→ **REQUIRED TASK**
Set down all of the data that follows word for word, without the images.

-- Begin SOURCE DATA --

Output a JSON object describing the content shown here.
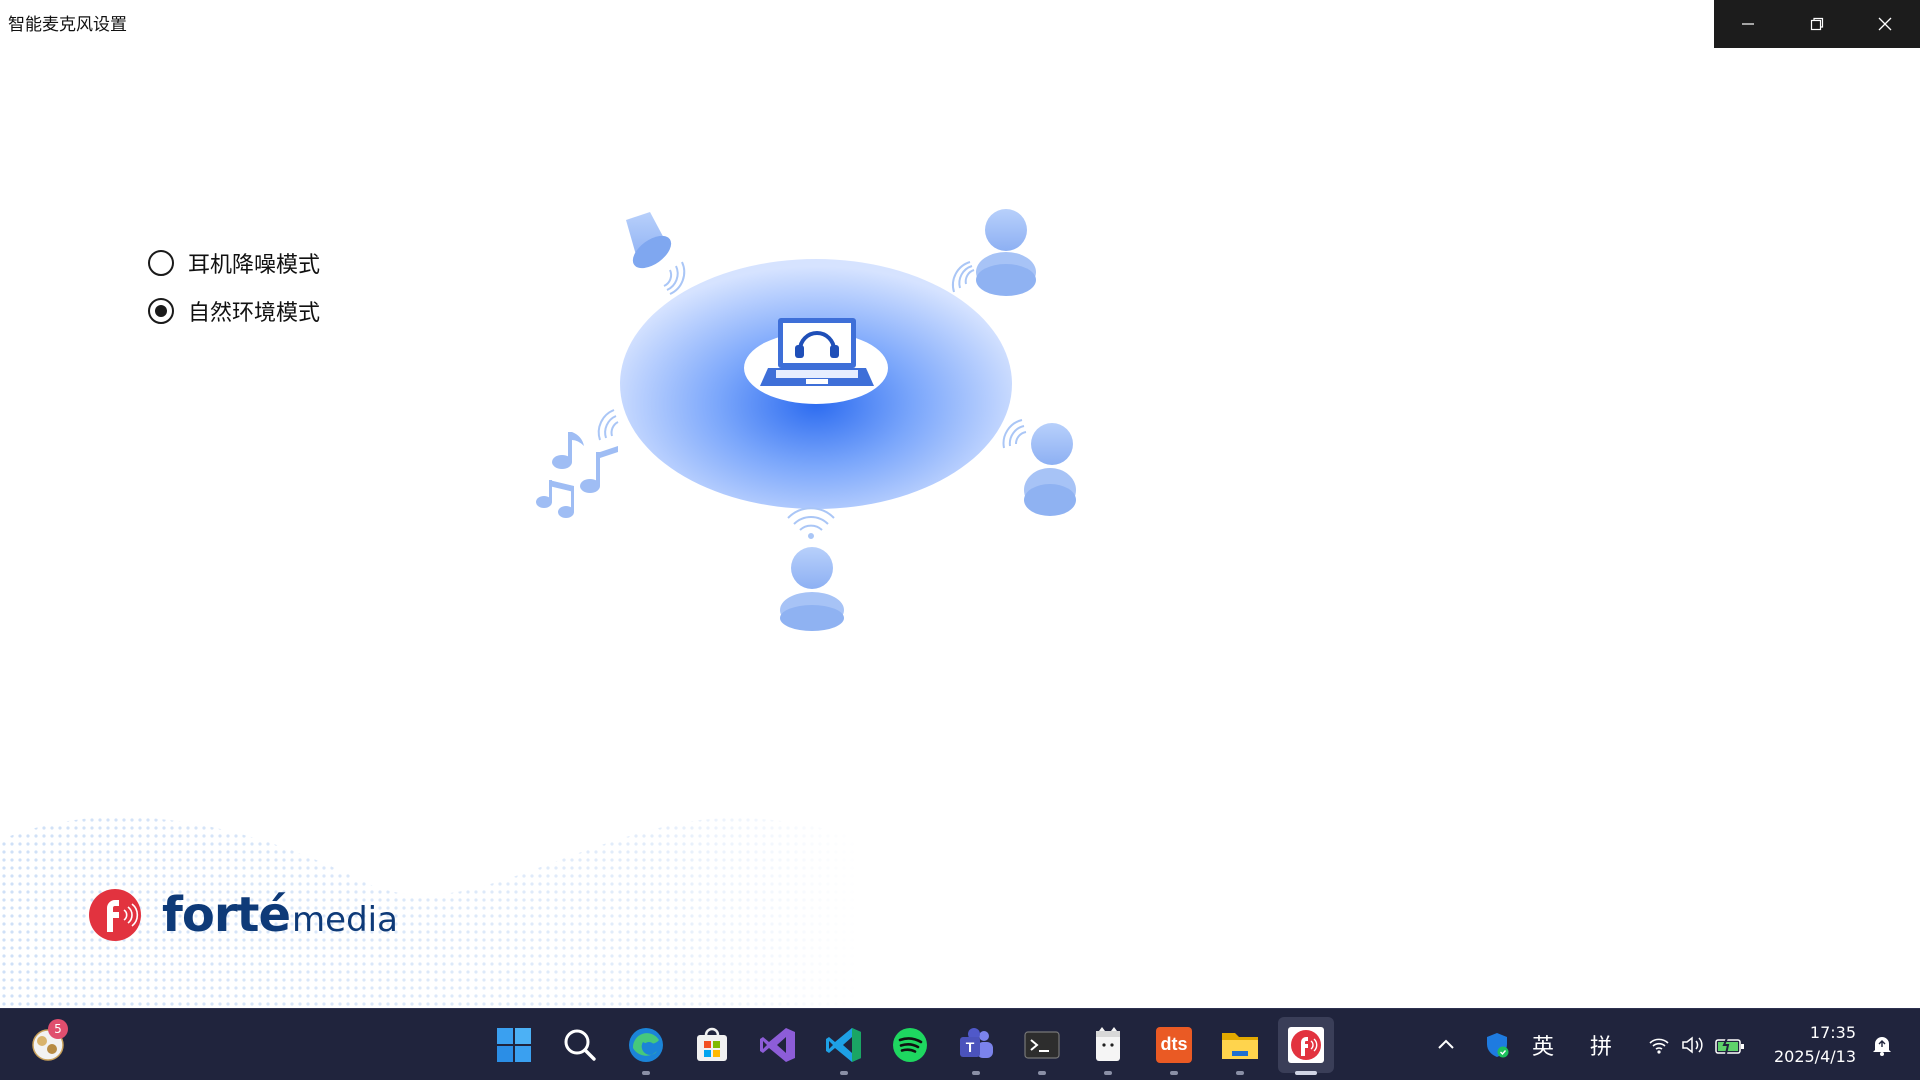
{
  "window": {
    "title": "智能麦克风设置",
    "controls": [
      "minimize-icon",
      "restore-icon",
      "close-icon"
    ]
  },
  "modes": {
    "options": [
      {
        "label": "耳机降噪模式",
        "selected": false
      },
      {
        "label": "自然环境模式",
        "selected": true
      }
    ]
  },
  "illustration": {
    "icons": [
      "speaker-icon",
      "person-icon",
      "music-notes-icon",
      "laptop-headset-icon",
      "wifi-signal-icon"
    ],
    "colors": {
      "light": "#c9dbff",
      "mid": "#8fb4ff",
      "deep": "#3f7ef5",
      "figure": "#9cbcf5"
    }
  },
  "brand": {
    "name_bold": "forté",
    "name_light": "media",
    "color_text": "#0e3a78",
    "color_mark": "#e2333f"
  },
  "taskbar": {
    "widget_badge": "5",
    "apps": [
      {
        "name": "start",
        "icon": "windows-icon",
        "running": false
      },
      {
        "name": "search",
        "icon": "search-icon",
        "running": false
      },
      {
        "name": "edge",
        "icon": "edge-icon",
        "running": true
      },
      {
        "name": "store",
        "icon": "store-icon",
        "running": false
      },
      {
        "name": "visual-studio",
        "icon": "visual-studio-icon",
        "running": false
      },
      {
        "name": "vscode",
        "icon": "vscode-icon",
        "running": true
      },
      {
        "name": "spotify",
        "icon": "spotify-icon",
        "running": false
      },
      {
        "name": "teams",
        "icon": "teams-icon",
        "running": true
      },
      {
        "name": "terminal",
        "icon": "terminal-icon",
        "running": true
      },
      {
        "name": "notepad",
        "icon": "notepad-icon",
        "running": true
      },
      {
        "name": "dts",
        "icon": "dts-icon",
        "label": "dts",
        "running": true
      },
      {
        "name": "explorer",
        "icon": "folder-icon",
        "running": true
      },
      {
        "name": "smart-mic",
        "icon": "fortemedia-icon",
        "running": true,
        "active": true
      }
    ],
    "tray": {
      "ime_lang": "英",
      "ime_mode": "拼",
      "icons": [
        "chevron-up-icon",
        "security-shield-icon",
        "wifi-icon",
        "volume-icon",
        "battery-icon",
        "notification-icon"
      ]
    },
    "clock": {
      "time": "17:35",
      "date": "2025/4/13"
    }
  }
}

-- End SOURCE DATA --

→ **COMPLETED EXERCISE**
Output a JSON object describing the content shown here.
{
  "window": {
    "title": "智能麦克风设置",
    "controls": [
      "minimize-icon",
      "restore-icon",
      "close-icon"
    ]
  },
  "modes": {
    "options": [
      {
        "label": "耳机降噪模式",
        "selected": false
      },
      {
        "label": "自然环境模式",
        "selected": true
      }
    ]
  },
  "illustration": {
    "icons": [
      "speaker-icon",
      "person-icon",
      "music-notes-icon",
      "laptop-headset-icon",
      "wifi-signal-icon"
    ],
    "colors": {
      "light": "#c9dbff",
      "mid": "#8fb4ff",
      "deep": "#3f7ef5",
      "figure": "#9cbcf5"
    }
  },
  "brand": {
    "name_bold": "forté",
    "name_light": "media",
    "color_text": "#0e3a78",
    "color_mark": "#e2333f"
  },
  "taskbar": {
    "widget_badge": "5",
    "apps": [
      {
        "name": "start",
        "icon": "windows-icon",
        "running": false
      },
      {
        "name": "search",
        "icon": "search-icon",
        "running": false
      },
      {
        "name": "edge",
        "icon": "edge-icon",
        "running": true
      },
      {
        "name": "store",
        "icon": "store-icon",
        "running": false
      },
      {
        "name": "visual-studio",
        "icon": "visual-studio-icon",
        "running": false
      },
      {
        "name": "vscode",
        "icon": "vscode-icon",
        "running": true
      },
      {
        "name": "spotify",
        "icon": "spotify-icon",
        "running": false
      },
      {
        "name": "teams",
        "icon": "teams-icon",
        "running": true
      },
      {
        "name": "terminal",
        "icon": "terminal-icon",
        "running": true
      },
      {
        "name": "notepad",
        "icon": "notepad-icon",
        "running": true
      },
      {
        "name": "dts",
        "icon": "dts-icon",
        "label": "dts",
        "running": true
      },
      {
        "name": "explorer",
        "icon": "folder-icon",
        "running": true
      },
      {
        "name": "smart-mic",
        "icon": "fortemedia-icon",
        "running": true,
        "active": true
      }
    ],
    "tray": {
      "ime_lang": "英",
      "ime_mode": "拼",
      "icons": [
        "chevron-up-icon",
        "security-shield-icon",
        "wifi-icon",
        "volume-icon",
        "battery-icon",
        "notification-icon"
      ]
    },
    "clock": {
      "time": "17:35",
      "date": "2025/4/13"
    }
  }
}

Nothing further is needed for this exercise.